#### Pokazane wiersze

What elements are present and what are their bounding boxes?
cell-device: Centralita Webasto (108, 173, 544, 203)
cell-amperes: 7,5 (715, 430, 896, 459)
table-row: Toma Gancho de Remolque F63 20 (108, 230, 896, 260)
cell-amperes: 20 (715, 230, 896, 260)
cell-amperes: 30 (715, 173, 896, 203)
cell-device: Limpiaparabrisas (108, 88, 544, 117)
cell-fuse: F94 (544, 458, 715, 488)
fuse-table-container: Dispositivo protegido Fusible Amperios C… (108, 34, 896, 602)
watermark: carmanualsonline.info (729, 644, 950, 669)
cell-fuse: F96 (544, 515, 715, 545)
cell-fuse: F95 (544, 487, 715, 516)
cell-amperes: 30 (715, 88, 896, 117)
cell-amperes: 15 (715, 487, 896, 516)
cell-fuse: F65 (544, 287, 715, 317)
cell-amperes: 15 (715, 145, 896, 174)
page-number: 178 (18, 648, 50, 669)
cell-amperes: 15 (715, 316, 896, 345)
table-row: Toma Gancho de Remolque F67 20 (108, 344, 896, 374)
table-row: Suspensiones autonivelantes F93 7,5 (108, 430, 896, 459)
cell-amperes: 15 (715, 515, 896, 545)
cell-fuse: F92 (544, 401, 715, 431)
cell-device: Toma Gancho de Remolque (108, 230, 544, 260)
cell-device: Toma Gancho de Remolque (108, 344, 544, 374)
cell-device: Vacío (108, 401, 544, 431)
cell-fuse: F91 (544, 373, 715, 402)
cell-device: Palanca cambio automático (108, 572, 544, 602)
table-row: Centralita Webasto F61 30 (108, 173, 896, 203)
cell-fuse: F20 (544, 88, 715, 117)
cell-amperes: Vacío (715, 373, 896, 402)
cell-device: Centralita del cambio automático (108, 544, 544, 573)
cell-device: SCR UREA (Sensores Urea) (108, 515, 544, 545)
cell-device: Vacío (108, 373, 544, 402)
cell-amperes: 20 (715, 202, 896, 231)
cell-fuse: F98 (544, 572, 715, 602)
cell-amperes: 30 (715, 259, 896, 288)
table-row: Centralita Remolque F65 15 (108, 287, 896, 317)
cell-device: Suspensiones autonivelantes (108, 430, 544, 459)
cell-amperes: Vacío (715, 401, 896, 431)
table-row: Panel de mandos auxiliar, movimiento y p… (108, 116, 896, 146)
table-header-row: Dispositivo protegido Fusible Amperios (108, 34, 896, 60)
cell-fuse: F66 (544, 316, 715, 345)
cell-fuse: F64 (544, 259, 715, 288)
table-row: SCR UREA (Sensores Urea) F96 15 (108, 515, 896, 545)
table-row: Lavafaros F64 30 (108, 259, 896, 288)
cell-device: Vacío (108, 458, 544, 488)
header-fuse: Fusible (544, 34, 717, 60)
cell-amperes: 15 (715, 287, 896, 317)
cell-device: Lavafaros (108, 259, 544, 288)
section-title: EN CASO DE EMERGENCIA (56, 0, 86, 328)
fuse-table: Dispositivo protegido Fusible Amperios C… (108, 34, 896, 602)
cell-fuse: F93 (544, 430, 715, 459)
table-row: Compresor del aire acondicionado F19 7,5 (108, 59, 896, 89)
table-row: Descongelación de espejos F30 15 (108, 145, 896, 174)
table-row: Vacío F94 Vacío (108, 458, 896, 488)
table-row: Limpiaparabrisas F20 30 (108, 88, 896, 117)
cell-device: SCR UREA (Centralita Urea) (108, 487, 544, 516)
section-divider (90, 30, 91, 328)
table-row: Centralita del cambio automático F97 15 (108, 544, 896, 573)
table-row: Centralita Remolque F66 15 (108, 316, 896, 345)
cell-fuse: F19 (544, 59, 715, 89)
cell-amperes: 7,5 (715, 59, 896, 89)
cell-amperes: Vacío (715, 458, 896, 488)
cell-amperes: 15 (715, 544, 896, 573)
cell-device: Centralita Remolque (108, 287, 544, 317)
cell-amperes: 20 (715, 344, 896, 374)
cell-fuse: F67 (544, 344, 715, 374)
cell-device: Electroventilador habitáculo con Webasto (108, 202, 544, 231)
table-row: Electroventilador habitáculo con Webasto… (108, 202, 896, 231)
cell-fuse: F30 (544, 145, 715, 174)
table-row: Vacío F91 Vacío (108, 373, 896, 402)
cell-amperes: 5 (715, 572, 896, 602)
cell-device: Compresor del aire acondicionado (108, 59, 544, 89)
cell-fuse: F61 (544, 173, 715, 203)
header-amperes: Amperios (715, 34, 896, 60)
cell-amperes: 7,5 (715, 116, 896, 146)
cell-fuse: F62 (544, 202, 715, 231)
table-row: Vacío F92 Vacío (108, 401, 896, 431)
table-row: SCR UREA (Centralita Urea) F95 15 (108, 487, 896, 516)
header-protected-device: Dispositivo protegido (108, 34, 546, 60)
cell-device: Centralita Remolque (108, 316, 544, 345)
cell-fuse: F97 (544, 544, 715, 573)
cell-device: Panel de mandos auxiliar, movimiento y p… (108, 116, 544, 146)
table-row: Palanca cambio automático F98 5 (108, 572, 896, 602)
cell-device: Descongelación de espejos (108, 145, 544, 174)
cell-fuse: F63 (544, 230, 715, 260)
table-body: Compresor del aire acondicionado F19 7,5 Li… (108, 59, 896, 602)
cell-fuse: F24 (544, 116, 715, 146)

########

(Twoje zadanie):
Czy możesz przepisać wszystkie powyższe wiersze znak po znaku, niczego w nich nie zmieniając?

(Odpowiedź):
What elements are present and what are their bounding boxes?
cell-device: Centralita Webasto (108, 173, 544, 203)
cell-amperes: 7,5 (715, 430, 896, 459)
table-row: Toma Gancho de Remolque F63 20 (108, 230, 896, 260)
cell-amperes: 20 (715, 230, 896, 260)
cell-amperes: 30 (715, 173, 896, 203)
cell-device: Limpiaparabrisas (108, 88, 544, 117)
cell-fuse: F94 (544, 458, 715, 488)
fuse-table-container: Dispositivo protegido Fusible Amperios C… (108, 34, 896, 602)
watermark: carmanualsonline.info (729, 644, 950, 669)
cell-fuse: F96 (544, 515, 715, 545)
cell-fuse: F95 (544, 487, 715, 516)
cell-amperes: 30 (715, 88, 896, 117)
cell-amperes: 15 (715, 487, 896, 516)
cell-fuse: F65 (544, 287, 715, 317)
cell-amperes: 15 (715, 145, 896, 174)
page-number: 178 (18, 648, 50, 669)
cell-amperes: 15 (715, 316, 896, 345)
table-row: Toma Gancho de Remolque F67 20 (108, 344, 896, 374)
table-row: Suspensiones autonivelantes F93 7,5 (108, 430, 896, 459)
cell-amperes: 15 (715, 515, 896, 545)
cell-fuse: F92 (544, 401, 715, 431)
cell-device: Toma Gancho de Remolque (108, 230, 544, 260)
cell-device: Toma Gancho de Remolque (108, 344, 544, 374)
cell-device: Vacío (108, 401, 544, 431)
cell-fuse: F91 (544, 373, 715, 402)
cell-device: Palanca cambio automático (108, 572, 544, 602)
table-row: Centralita Webasto F61 30 (108, 173, 896, 203)
cell-fuse: F20 (544, 88, 715, 117)
cell-amperes: Vacío (715, 373, 896, 402)
cell-device: Centralita del cambio automático (108, 544, 544, 573)
cell-device: SCR UREA (Sensores Urea) (108, 515, 544, 545)
cell-device: Vacío (108, 373, 544, 402)
cell-amperes: 20 (715, 202, 896, 231)
cell-fuse: F98 (544, 572, 715, 602)
cell-amperes: 30 (715, 259, 896, 288)
table-row: Centralita Remolque F65 15 (108, 287, 896, 317)
cell-device: Suspensiones autonivelantes (108, 430, 544, 459)
cell-amperes: Vacío (715, 401, 896, 431)
table-row: Panel de mandos auxiliar, movimiento y p… (108, 116, 896, 146)
table-header-row: Dispositivo protegido Fusible Amperios (108, 34, 896, 60)
cell-fuse: F66 (544, 316, 715, 345)
cell-fuse: F64 (544, 259, 715, 288)
table-row: SCR UREA (Sensores Urea) F96 15 (108, 515, 896, 545)
table-row: Lavafaros F64 30 (108, 259, 896, 288)
cell-device: Vacío (108, 458, 544, 488)
header-fuse: Fusible (544, 34, 717, 60)
cell-amperes: 15 (715, 287, 896, 317)
cell-device: Lavafaros (108, 259, 544, 288)
section-title: EN CASO DE EMERGENCIA (56, 0, 86, 328)
fuse-table: Dispositivo protegido Fusible Amperios C… (108, 34, 896, 602)
cell-fuse: F93 (544, 430, 715, 459)
table-row: Compresor del aire acondicionado F19 7,5 (108, 59, 896, 89)
table-row: Descongelación de espejos F30 15 (108, 145, 896, 174)
table-row: Vacío F94 Vacío (108, 458, 896, 488)
table-row: Limpiaparabrisas F20 30 (108, 88, 896, 117)
cell-device: SCR UREA (Centralita Urea) (108, 487, 544, 516)
section-divider (90, 30, 91, 328)
table-row: Centralita del cambio automático F97 15 (108, 544, 896, 573)
table-row: Centralita Remolque F66 15 (108, 316, 896, 345)
cell-fuse: F19 (544, 59, 715, 89)
cell-amperes: 7,5 (715, 59, 896, 89)
cell-amperes: Vacío (715, 458, 896, 488)
cell-amperes: 15 (715, 544, 896, 573)
cell-device: Centralita Remolque (108, 287, 544, 317)
cell-amperes: 20 (715, 344, 896, 374)
cell-fuse: F67 (544, 344, 715, 374)
cell-device: Electroventilador habitáculo con Webasto (108, 202, 544, 231)
table-row: Electroventilador habitáculo con Webasto… (108, 202, 896, 231)
cell-fuse: F30 (544, 145, 715, 174)
table-row: Vacío F91 Vacío (108, 373, 896, 402)
cell-amperes: 5 (715, 572, 896, 602)
cell-device: Compresor del aire acondicionado (108, 59, 544, 89)
cell-fuse: F61 (544, 173, 715, 203)
header-amperes: Amperios (715, 34, 896, 60)
cell-amperes: 7,5 (715, 116, 896, 146)
cell-fuse: F62 (544, 202, 715, 231)
table-row: Vacío F92 Vacío (108, 401, 896, 431)
table-row: SCR UREA (Centralita Urea) F95 15 (108, 487, 896, 516)
header-protected-device: Dispositivo protegido (108, 34, 546, 60)
cell-device: Centralita Remolque (108, 316, 544, 345)
cell-fuse: F97 (544, 544, 715, 573)
cell-device: Panel de mandos auxiliar, movimiento y p… (108, 116, 544, 146)
table-row: Palanca cambio automático F98 5 (108, 572, 896, 602)
cell-device: Descongelación de espejos (108, 145, 544, 174)
cell-fuse: F63 (544, 230, 715, 260)
table-body: Compresor del aire acondicionado F19 7,5 Li… (108, 59, 896, 602)
cell-fuse: F24 (544, 116, 715, 146)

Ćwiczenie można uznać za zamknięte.